◆ **Requirements**: Filter the listing and keep only the lines with the word "REST".

(Dataset items)

++++++++++

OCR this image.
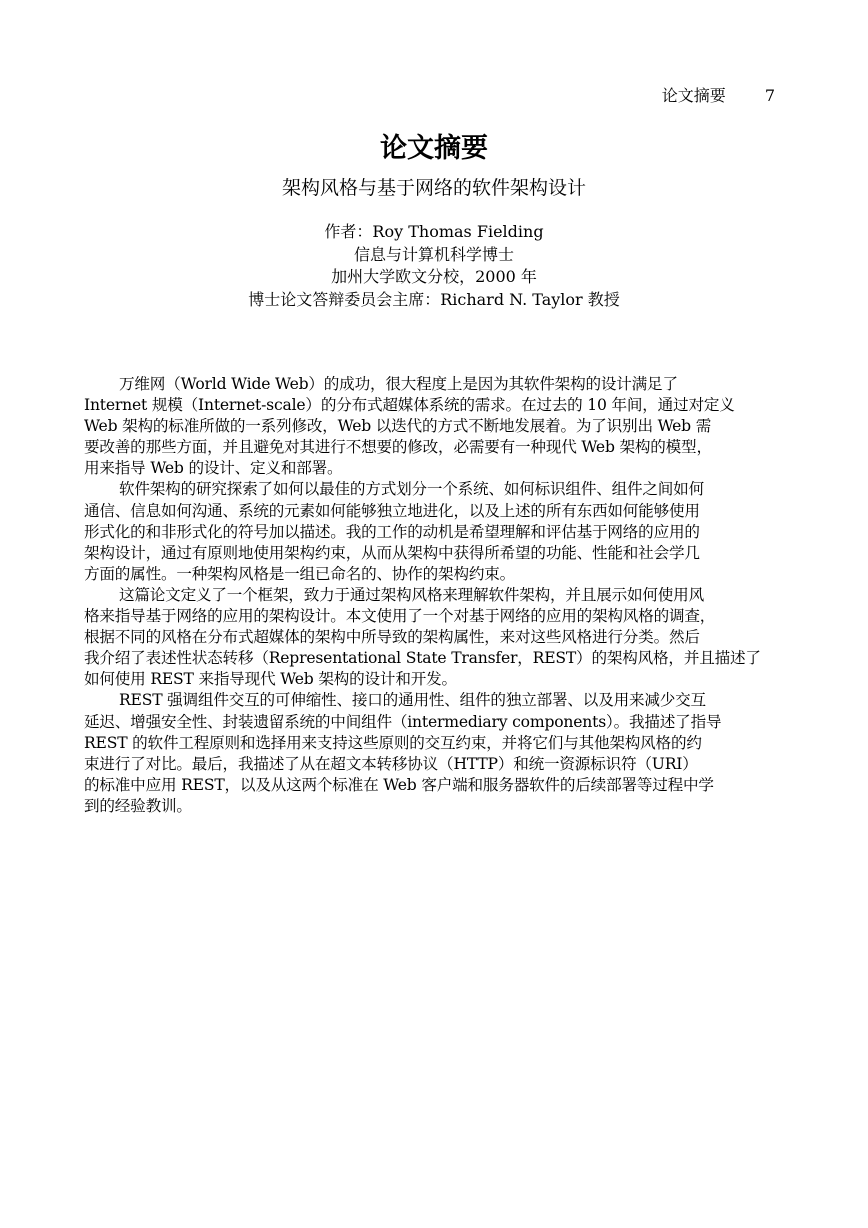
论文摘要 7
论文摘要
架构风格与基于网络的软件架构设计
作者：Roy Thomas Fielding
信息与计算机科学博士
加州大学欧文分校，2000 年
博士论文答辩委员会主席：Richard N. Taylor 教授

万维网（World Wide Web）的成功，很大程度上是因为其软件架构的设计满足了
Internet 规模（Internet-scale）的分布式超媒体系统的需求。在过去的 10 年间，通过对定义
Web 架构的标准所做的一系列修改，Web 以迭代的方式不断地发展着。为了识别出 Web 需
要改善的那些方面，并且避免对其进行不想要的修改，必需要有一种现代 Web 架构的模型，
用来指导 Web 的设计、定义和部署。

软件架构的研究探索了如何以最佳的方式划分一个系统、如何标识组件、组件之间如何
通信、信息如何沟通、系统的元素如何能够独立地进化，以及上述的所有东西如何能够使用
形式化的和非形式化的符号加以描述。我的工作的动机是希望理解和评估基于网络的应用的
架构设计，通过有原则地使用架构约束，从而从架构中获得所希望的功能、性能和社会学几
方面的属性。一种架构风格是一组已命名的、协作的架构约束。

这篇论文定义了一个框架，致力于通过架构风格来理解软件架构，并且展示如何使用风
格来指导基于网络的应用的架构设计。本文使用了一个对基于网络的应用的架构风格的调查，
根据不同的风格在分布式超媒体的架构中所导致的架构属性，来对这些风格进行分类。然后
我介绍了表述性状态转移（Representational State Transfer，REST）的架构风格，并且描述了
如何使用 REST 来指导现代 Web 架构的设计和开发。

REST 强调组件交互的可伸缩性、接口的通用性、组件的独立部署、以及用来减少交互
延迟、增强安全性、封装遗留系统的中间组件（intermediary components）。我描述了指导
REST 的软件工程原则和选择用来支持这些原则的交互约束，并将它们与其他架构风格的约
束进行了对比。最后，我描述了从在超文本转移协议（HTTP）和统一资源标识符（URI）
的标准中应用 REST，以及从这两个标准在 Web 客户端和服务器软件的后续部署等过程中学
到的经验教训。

++++++++++

◆ **In response**:
我介绍了表述性状态转移（Representational State Transfer，REST）的架构风格，并且描述了
如何使用 REST 来指导现代 Web 架构的设计和开发。
REST 强调组件交互的可伸缩性、接口的通用性、组件的独立部署、以及用来减少交互
REST 的软件工程原则和选择用来支持这些原则的交互约束，并将它们与其他架构风格的约
的标准中应用 REST，以及从这两个标准在 Web 客户端和服务器软件的后续部署等过程中学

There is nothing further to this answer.